Problem requirements | Locate each line with the string "Asked" in the listing below and copy it.
-.-.-
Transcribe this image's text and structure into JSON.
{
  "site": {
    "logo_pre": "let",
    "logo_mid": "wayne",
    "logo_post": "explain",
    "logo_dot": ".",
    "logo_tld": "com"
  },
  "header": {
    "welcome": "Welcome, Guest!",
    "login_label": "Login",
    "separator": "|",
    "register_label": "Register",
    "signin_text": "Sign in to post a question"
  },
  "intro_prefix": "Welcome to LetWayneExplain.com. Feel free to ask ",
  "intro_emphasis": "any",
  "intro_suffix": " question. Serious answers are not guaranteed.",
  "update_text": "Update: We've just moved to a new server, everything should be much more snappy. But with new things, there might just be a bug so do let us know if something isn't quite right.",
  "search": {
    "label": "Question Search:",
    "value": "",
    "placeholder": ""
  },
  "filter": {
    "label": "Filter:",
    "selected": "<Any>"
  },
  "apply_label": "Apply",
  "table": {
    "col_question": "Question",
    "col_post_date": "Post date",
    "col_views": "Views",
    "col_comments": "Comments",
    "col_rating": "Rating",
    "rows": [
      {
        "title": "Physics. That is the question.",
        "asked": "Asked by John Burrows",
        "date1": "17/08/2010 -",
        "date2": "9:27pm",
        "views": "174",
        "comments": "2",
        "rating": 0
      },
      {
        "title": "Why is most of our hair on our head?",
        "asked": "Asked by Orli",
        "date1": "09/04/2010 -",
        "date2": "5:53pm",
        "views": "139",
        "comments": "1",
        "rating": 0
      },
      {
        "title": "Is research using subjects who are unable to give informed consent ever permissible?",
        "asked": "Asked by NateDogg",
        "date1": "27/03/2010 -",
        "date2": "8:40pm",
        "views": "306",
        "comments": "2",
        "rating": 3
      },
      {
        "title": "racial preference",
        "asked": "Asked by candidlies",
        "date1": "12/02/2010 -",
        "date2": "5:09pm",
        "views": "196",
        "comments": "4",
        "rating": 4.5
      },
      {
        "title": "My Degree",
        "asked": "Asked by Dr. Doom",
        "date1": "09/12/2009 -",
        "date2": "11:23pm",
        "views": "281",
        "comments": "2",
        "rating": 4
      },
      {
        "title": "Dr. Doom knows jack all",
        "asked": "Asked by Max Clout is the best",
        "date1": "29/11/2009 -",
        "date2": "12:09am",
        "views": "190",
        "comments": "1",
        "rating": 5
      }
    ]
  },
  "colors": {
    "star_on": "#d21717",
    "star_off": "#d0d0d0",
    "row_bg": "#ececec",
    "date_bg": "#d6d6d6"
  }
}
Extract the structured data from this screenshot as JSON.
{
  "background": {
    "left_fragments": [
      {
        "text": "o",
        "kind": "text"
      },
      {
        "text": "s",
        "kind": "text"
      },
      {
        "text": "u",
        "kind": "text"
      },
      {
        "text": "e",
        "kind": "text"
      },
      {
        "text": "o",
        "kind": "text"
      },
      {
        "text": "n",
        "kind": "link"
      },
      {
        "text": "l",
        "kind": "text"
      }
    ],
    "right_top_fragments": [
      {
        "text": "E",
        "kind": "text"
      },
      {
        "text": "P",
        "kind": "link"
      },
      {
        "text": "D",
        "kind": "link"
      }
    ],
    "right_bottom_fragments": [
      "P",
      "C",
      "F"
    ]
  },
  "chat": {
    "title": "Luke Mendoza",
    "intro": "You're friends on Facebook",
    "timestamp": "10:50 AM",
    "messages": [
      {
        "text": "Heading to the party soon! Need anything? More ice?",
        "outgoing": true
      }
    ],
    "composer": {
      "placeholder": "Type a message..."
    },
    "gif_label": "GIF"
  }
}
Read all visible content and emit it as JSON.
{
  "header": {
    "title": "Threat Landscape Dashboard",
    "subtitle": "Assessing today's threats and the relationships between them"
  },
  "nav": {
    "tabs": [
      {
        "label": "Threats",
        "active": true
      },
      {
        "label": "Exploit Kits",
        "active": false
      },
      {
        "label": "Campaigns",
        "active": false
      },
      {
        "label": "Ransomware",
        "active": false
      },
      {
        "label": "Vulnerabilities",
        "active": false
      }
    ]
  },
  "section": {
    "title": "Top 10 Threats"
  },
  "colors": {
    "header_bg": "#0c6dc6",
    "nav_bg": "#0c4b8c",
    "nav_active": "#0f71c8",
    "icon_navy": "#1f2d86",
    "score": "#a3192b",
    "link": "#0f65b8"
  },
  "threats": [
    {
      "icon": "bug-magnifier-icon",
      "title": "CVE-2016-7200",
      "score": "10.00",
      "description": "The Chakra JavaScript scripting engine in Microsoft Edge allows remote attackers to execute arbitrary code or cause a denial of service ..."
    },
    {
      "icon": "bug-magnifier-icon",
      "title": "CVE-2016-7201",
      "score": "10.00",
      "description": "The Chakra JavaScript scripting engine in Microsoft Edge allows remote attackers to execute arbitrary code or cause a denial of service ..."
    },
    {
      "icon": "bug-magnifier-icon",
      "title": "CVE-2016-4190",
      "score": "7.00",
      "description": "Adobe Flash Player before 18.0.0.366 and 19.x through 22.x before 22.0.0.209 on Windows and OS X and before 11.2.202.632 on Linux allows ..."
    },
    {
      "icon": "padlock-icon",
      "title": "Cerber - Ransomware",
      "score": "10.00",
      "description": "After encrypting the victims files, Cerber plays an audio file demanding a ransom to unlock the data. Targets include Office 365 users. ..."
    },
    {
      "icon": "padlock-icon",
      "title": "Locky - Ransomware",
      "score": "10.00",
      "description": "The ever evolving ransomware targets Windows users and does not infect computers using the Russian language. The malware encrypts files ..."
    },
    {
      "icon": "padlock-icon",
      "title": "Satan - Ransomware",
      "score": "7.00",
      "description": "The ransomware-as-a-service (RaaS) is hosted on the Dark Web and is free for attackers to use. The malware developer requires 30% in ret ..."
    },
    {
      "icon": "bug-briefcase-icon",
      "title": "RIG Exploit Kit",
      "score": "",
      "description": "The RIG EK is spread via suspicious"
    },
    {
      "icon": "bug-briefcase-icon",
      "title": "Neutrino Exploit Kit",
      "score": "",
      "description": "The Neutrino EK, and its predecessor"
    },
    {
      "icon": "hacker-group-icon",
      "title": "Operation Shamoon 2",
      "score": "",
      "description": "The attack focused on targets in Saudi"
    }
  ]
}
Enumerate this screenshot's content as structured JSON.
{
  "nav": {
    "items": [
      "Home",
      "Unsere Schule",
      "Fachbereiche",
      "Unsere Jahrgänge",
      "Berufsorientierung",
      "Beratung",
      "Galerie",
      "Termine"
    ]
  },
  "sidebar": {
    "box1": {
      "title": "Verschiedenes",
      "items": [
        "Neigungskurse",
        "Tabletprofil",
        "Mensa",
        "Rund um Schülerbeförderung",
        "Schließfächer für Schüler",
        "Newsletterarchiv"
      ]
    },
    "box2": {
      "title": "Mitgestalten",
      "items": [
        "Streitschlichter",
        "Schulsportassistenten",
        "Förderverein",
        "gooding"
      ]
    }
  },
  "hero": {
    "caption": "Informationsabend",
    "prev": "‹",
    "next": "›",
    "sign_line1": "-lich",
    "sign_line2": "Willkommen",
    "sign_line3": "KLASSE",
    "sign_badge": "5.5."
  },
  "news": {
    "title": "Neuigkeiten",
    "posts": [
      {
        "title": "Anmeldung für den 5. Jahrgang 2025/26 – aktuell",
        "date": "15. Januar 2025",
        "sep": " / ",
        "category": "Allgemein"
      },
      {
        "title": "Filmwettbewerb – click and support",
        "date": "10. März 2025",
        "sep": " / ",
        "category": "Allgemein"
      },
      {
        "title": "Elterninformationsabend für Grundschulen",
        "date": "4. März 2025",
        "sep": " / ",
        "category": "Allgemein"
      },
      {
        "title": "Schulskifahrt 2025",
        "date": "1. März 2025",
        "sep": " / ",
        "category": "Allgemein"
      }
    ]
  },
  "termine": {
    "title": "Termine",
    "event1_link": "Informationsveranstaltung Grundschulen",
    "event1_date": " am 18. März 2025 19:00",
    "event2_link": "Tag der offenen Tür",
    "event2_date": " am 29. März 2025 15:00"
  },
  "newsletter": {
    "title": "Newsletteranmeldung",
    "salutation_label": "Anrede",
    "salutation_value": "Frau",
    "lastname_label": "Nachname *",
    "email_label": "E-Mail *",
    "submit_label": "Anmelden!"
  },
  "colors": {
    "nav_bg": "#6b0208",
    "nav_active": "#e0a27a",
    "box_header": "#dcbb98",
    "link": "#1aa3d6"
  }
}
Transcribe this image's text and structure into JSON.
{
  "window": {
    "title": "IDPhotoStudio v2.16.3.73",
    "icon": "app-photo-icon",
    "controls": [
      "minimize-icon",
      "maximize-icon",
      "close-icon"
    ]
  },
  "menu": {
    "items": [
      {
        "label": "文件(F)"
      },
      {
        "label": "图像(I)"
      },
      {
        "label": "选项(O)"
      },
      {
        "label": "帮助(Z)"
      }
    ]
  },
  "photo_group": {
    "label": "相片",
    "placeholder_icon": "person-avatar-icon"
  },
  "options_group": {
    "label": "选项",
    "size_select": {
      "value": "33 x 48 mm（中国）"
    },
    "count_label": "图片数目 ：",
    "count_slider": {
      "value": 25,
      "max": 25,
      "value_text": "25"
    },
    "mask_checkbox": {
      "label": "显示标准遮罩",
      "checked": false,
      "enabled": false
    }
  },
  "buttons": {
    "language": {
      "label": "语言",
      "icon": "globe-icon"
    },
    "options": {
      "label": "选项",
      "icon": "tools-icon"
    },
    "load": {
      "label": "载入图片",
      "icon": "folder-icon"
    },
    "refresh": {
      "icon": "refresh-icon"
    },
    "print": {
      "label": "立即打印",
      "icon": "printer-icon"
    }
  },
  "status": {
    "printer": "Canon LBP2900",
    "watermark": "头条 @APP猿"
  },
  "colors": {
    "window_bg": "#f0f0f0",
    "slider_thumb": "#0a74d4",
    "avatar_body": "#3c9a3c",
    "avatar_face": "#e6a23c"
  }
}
-.-.-
The output |
        "asked": "Asked by John Burrows",
        "asked": "Asked by Orli",
        "asked": "Asked by NateDogg",
        "asked": "Asked by candidlies",
        "asked": "Asked by Dr. Doom",
        "asked": "Asked by Max Clout is the best",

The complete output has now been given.